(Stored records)
┌──

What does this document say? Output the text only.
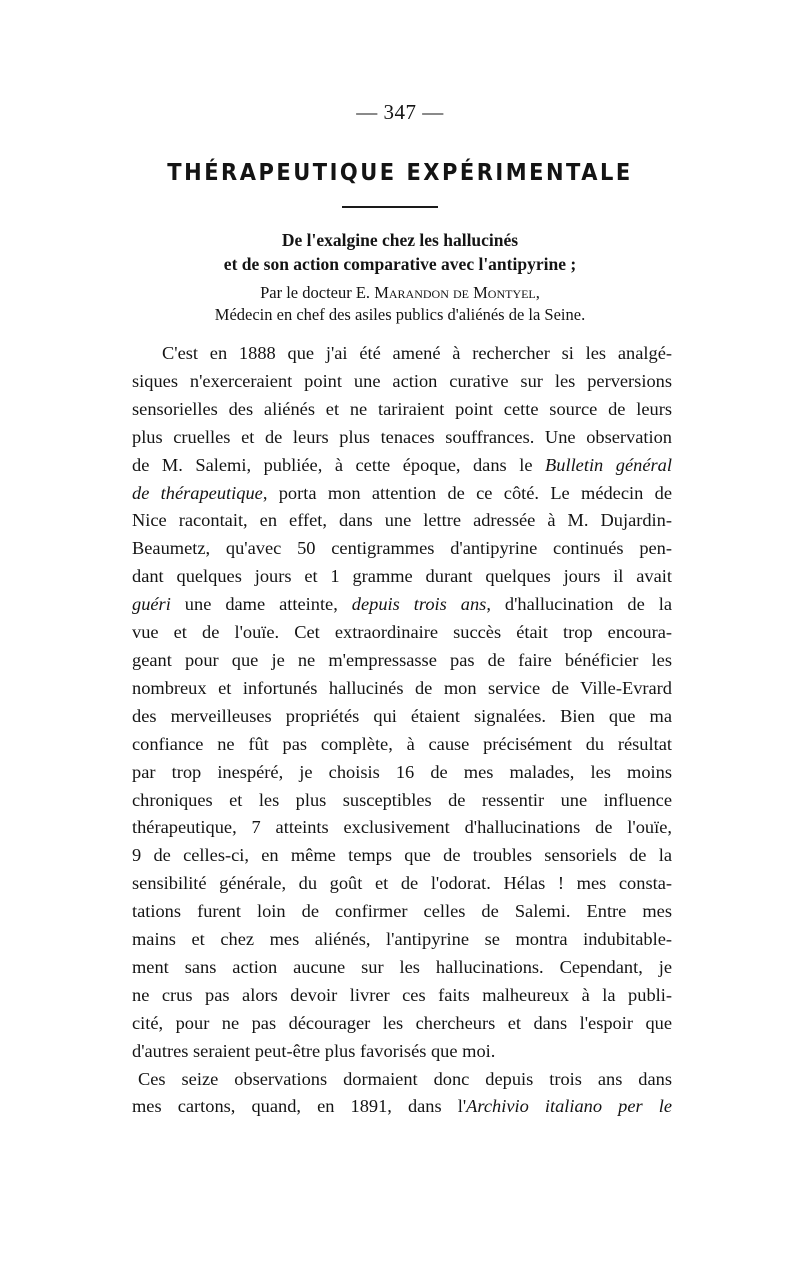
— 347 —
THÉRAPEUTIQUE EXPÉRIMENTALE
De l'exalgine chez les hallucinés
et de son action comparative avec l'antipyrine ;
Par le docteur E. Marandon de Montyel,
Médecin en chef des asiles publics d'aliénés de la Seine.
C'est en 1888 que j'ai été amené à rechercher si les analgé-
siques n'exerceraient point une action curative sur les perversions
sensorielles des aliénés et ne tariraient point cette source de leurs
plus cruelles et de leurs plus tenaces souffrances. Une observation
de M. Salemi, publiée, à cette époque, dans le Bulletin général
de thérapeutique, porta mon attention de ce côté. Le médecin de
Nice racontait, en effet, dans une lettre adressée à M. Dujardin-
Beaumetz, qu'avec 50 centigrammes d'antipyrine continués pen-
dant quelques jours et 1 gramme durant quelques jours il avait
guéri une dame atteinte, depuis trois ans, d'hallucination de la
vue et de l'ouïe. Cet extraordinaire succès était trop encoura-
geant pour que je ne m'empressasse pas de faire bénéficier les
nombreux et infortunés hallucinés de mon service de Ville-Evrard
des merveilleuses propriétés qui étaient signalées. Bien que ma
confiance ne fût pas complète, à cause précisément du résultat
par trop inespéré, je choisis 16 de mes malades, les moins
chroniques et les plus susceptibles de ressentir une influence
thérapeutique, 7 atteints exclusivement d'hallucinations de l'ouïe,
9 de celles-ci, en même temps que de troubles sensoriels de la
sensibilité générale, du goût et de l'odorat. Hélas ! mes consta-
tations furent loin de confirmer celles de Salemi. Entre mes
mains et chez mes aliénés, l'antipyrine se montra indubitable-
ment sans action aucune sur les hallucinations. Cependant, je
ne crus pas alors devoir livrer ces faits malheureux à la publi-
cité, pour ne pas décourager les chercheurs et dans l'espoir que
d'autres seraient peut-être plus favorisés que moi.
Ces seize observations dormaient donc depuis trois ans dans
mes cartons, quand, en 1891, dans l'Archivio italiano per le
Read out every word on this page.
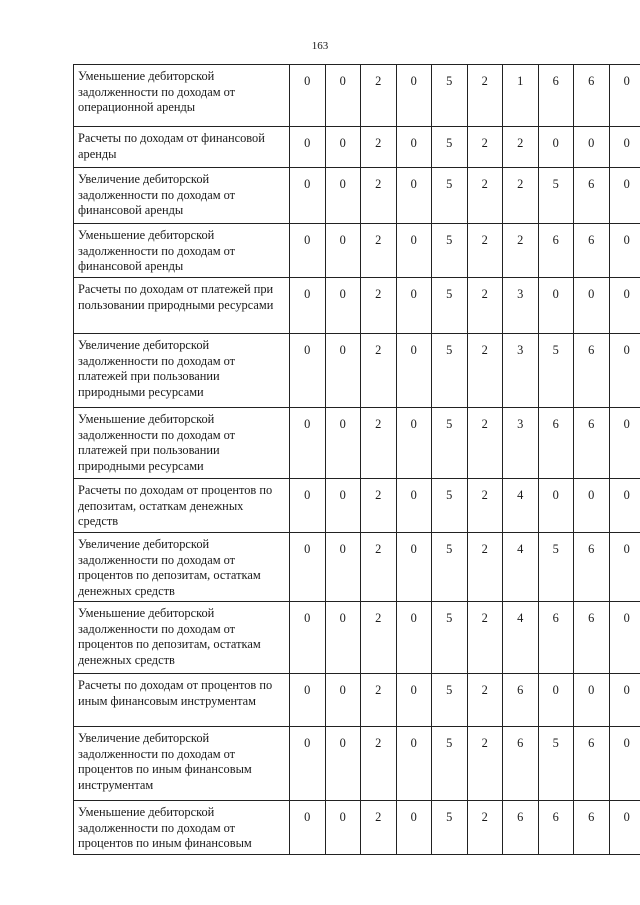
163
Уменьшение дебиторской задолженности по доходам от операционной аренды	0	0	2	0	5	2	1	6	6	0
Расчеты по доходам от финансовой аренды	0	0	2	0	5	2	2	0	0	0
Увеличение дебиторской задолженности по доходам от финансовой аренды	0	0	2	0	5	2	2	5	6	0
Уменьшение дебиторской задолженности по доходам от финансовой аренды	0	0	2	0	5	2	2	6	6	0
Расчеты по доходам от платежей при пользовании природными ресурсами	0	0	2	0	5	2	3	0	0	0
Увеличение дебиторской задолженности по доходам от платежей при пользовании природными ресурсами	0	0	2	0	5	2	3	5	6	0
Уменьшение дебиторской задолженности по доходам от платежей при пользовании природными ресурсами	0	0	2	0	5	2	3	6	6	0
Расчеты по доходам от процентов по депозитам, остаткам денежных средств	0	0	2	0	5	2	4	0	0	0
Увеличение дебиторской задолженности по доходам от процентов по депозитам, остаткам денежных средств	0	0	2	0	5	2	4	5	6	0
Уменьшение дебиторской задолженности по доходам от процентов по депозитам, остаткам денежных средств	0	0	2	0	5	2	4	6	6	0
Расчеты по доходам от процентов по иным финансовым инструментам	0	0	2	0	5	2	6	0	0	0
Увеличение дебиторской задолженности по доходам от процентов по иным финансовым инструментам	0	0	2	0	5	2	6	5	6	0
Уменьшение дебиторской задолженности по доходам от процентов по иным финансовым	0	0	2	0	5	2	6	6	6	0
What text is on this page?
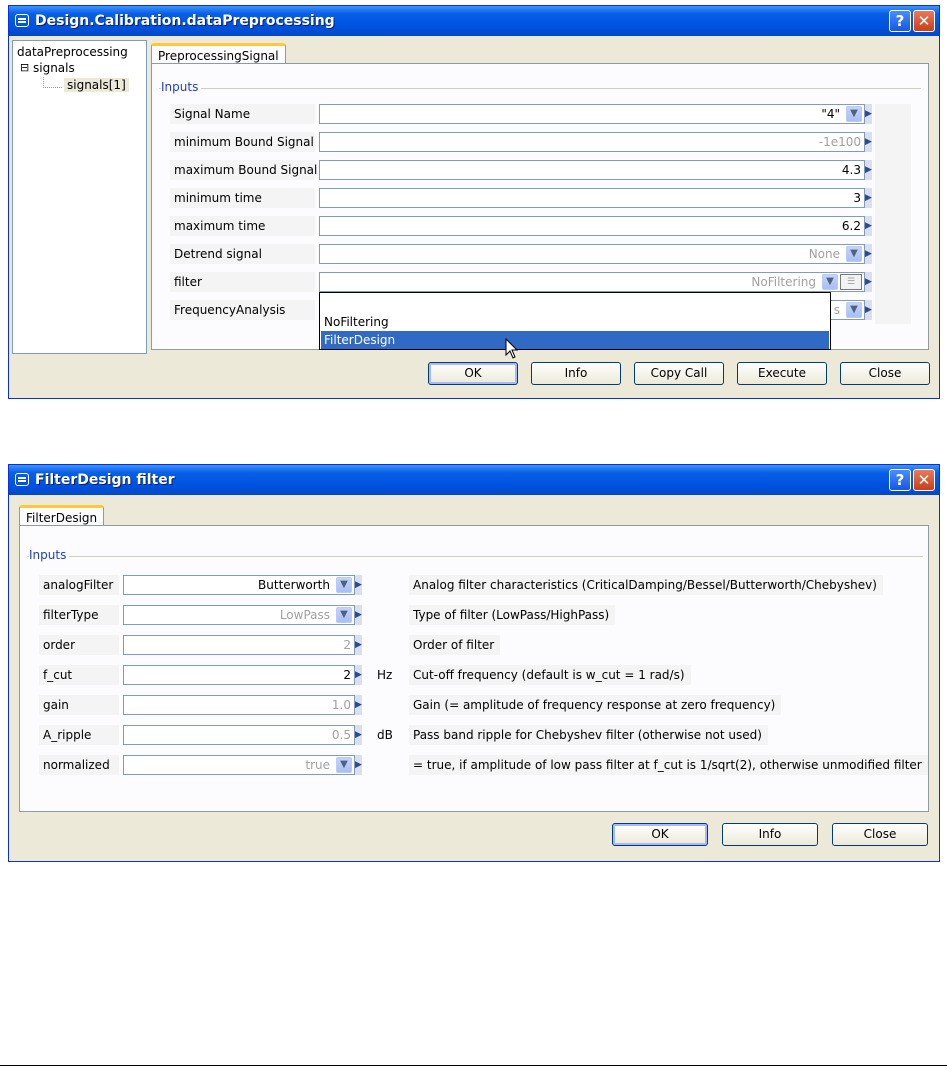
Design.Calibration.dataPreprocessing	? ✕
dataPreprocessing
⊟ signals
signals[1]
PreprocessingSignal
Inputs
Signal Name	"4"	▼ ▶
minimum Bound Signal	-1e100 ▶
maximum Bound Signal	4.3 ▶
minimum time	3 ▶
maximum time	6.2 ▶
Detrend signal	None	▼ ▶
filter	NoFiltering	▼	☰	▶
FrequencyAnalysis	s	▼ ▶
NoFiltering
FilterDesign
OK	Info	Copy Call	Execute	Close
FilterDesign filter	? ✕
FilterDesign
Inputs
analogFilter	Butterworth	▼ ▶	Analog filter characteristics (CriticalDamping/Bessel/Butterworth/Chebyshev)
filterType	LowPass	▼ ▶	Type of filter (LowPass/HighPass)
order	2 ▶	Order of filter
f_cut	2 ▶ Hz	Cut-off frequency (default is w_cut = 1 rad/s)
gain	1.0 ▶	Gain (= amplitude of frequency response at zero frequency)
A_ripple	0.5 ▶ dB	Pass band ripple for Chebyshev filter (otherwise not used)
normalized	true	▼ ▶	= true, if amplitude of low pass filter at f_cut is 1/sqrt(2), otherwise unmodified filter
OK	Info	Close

└──

(Set problem)
Output only the lines from the one that contains "What text is on this page?" to the end of the entries above, both end lines included, and drop the pictures.

(Final answer)
What text is on this page?
Design.Calibration.dataPreprocessing	? ✕
dataPreprocessing
⊟ signals
signals[1]
PreprocessingSignal
Inputs
Signal Name	"4"	▼ ▶
minimum Bound Signal	-1e100 ▶
maximum Bound Signal	4.3 ▶
minimum time	3 ▶
maximum time	6.2 ▶
Detrend signal	None	▼ ▶
filter	NoFiltering	▼	☰	▶
FrequencyAnalysis	s	▼ ▶
NoFiltering
FilterDesign
OK	Info	Copy Call	Execute	Close
FilterDesign filter	? ✕
FilterDesign
Inputs
analogFilter	Butterworth	▼ ▶	Analog filter characteristics (CriticalDamping/Bessel/Butterworth/Chebyshev)
filterType	LowPass	▼ ▶	Type of filter (LowPass/HighPass)
order	2 ▶	Order of filter
f_cut	2 ▶ Hz	Cut-off frequency (default is w_cut = 1 rad/s)
gain	1.0 ▶	Gain (= amplitude of frequency response at zero frequency)
A_ripple	0.5 ▶ dB	Pass band ripple for Chebyshev filter (otherwise not used)
normalized	true	▼ ▶	= true, if amplitude of low pass filter at f_cut is 1/sqrt(2), otherwise unmodified filter
OK	Info	Close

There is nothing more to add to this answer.